A light pink swirled strawberry ice cream in a cup at Antico.
Strawberry ice cream at Antico.
Wonho Frank Lee
Farley Elliott is the Senior Editor at Eater LA and the author of Los Angeles Street Food: A History From Tamaleros to Taco Trucks. He covers restaurants in every form, from breaking news to the culture, people, and history that surrounds LA's dining landscape.

After a few weeks spent exploring other options in and around Los Angeles, from a Riverside County Mexican restaurant to the chain greatness of the Cheesecake Factory, the LA Times restaurant co-critics are back with two powerful recommendations for hot new restaurants.

First up is Antico, Chad Colby’s rustic Italian farmhouse spot at the eastern edge of Larchmont. Temporary critic Lucas Kwan Peterson, sitting in for Patricia Escárcega who is out on maternity leave, found “strong pastas and perfect ice cream” inside the humble strip mall restaurant, and that’s just the beginning:

A piece of outside skirt steak, cut appealingly on a strong bias, is nicely kissed by wood smoke and cooked as well as you would expect from someone with a Ph.D. in meat like Colby. Unimpeachable lamb chops, Frenched and with the rib meat stuffed into an accompanying small coil of lightly garlicky sausage, sit in a pool of good olive oil, which seems to be Colby’s go-to condiment.

Mostly though, it’s all about the carbs and dessert. Peterson says the ice cream machine used at Antico is basically the equivalent of a luxury sports car, turning out a chocolate ice cream “with a deep, dense chocolatey-ness that growls and purrs like a Ferrari F8.” Sounds like reason enough to stop in for a full dinner, if only to watch Colby turn steaks and “let his carb freak flag fly.”

A St. Honore cake from Bon Temps in the Arts District Los Angeles.

Your instructions >>
Reproduce word for word everything in the Antico review from "After a few" down to "hot new restaurants.".

Material shown >>
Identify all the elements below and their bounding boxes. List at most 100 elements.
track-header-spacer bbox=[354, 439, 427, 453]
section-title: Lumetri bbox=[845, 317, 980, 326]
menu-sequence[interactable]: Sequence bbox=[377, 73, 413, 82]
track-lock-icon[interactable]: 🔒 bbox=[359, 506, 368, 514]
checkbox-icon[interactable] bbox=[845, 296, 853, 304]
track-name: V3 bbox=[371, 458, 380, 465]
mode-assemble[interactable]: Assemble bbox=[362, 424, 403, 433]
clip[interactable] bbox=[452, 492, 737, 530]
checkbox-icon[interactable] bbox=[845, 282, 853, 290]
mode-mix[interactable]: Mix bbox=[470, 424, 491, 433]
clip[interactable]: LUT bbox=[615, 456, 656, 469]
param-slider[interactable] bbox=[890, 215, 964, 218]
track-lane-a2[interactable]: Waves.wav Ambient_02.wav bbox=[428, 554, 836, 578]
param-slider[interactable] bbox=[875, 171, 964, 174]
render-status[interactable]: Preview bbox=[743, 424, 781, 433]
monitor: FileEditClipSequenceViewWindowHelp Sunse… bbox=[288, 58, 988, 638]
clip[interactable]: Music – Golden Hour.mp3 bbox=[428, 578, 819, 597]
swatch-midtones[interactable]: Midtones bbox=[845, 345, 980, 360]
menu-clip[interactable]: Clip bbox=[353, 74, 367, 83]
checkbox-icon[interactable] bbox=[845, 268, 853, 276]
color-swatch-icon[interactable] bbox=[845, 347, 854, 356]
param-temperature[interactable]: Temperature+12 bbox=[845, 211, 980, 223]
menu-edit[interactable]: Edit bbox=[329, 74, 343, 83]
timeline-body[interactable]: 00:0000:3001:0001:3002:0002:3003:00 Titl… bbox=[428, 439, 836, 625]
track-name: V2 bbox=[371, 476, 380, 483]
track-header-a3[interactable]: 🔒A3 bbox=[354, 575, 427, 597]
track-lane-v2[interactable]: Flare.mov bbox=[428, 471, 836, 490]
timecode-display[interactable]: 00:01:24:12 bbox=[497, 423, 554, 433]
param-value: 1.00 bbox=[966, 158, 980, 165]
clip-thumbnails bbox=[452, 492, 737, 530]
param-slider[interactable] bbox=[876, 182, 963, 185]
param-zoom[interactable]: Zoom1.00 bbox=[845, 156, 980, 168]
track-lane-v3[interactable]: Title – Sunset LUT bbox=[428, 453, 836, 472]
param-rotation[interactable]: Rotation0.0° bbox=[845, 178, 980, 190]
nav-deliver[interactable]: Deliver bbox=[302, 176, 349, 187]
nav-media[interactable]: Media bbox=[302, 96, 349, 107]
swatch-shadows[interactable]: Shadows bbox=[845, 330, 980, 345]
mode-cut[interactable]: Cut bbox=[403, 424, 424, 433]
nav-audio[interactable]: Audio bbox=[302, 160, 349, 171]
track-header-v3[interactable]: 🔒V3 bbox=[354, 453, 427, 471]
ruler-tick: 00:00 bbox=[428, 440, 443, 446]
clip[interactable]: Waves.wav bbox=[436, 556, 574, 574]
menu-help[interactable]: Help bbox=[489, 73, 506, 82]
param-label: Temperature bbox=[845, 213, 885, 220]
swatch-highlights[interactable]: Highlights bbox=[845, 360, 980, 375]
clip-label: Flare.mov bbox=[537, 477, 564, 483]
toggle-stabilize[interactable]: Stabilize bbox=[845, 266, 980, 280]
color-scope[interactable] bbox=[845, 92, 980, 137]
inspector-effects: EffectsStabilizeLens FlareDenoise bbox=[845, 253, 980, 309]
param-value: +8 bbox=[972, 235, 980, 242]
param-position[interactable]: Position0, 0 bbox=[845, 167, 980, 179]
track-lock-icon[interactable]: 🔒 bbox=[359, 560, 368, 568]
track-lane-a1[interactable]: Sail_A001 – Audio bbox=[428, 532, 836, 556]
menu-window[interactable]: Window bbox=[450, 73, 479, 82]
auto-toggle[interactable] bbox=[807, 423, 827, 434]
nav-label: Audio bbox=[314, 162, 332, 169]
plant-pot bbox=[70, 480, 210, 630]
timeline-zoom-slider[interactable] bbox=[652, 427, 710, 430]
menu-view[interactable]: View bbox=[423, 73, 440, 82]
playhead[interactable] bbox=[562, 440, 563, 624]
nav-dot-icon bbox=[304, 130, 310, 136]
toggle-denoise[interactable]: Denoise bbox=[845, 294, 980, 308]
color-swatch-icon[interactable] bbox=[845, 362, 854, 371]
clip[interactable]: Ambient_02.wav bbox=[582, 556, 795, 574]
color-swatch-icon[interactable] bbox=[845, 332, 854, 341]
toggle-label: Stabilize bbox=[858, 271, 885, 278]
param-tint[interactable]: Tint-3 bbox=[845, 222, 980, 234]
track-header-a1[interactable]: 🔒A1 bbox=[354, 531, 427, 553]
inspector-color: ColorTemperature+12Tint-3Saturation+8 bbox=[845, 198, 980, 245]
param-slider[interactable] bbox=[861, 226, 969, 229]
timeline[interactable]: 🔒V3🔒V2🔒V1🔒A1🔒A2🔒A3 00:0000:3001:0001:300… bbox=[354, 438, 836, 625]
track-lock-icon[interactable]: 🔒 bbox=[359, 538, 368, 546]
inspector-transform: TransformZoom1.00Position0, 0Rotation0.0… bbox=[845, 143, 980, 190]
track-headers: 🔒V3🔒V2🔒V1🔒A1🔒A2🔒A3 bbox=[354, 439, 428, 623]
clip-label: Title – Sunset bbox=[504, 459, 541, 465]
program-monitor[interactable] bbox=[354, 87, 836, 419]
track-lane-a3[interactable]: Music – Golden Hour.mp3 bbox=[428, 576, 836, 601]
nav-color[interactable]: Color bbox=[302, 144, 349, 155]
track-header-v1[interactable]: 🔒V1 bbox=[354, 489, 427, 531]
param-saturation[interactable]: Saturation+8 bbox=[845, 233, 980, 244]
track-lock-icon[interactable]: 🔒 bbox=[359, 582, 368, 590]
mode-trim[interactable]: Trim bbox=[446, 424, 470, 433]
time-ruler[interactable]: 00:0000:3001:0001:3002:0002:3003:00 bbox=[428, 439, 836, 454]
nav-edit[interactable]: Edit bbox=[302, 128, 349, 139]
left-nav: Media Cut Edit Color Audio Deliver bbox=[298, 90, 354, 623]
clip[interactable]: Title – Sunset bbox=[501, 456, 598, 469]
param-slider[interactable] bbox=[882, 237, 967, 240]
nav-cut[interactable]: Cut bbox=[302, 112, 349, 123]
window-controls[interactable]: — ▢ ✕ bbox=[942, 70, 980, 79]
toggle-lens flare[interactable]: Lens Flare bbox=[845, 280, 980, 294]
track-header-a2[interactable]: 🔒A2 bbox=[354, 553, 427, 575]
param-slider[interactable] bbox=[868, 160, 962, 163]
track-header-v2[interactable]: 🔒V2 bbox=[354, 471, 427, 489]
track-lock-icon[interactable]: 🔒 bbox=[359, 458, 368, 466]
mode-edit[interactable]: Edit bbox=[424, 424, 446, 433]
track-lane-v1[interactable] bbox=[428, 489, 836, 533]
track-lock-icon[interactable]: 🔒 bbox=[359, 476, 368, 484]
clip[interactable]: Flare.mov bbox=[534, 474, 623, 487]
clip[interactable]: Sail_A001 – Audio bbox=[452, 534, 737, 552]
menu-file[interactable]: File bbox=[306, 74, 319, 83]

Your response >>
After a few weeks spent exploring other options in and around Los Angeles, from a Riverside County Mexican restaurant to the chain greatness of the Cheesecake Factory, the LA Times restaurant co-critics are back with two powerful recommendations for hot new restaurants.